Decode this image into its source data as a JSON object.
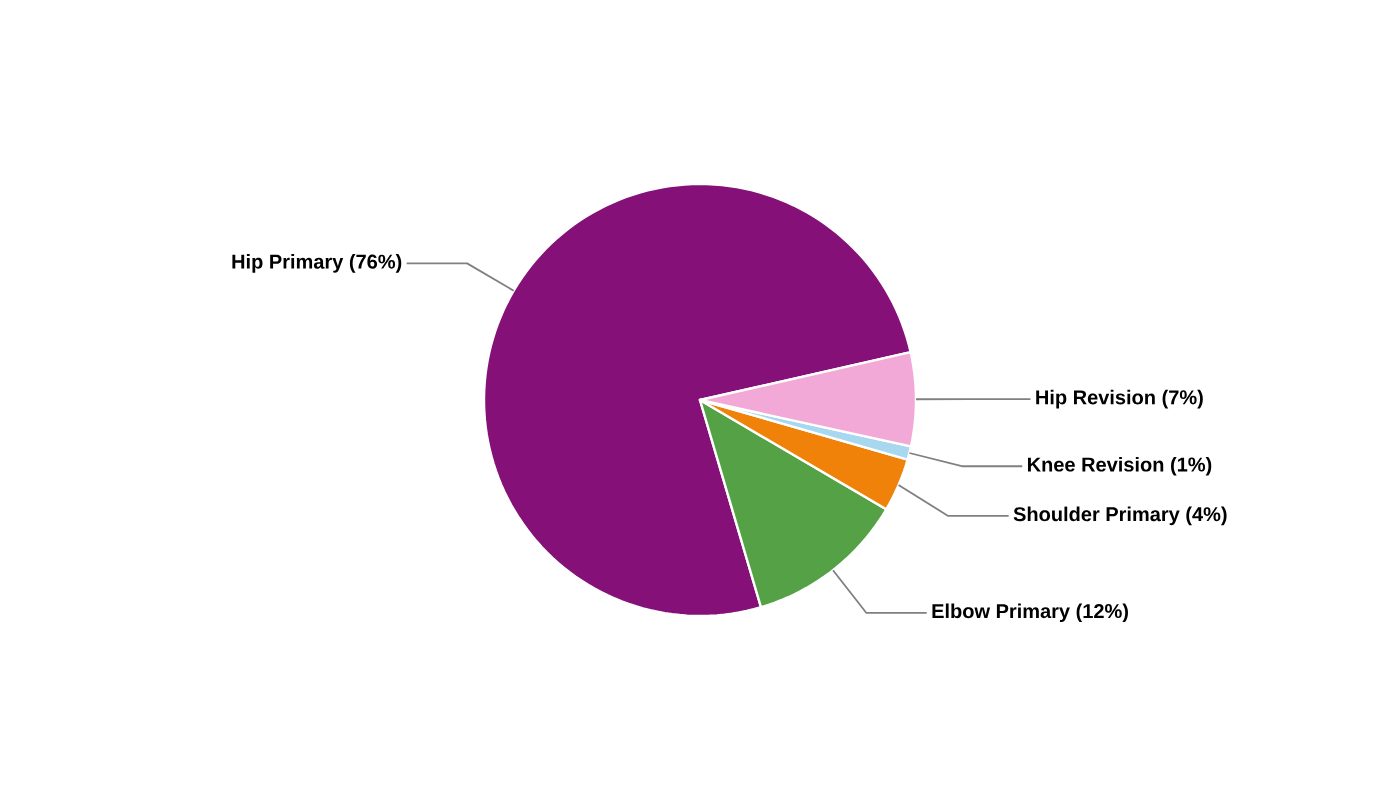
{
  "chart_data": {
    "type": "pie",
    "categories": [
      "Hip Primary",
      "Elbow Primary",
      "Shoulder Primary",
      "Knee Revision",
      "Hip Revision"
    ],
    "values": [
      76,
      12,
      4,
      1,
      7
    ],
    "value_labels": [
      "(76%)",
      "(12%)",
      "(4%)",
      "(1%)",
      "(7%)"
    ],
    "colors": [
      "#841078",
      "#55a145",
      "#f0820a",
      "#a8d8f0",
      "#f2a9d8"
    ]
  }
}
::::::::::
### TO DO
Identify each line containing the string "Primary" and copy it out.

### EXPECTED ANSWER
      "Hip Primary",
      "Elbow Primary",
      "Shoulder Primary",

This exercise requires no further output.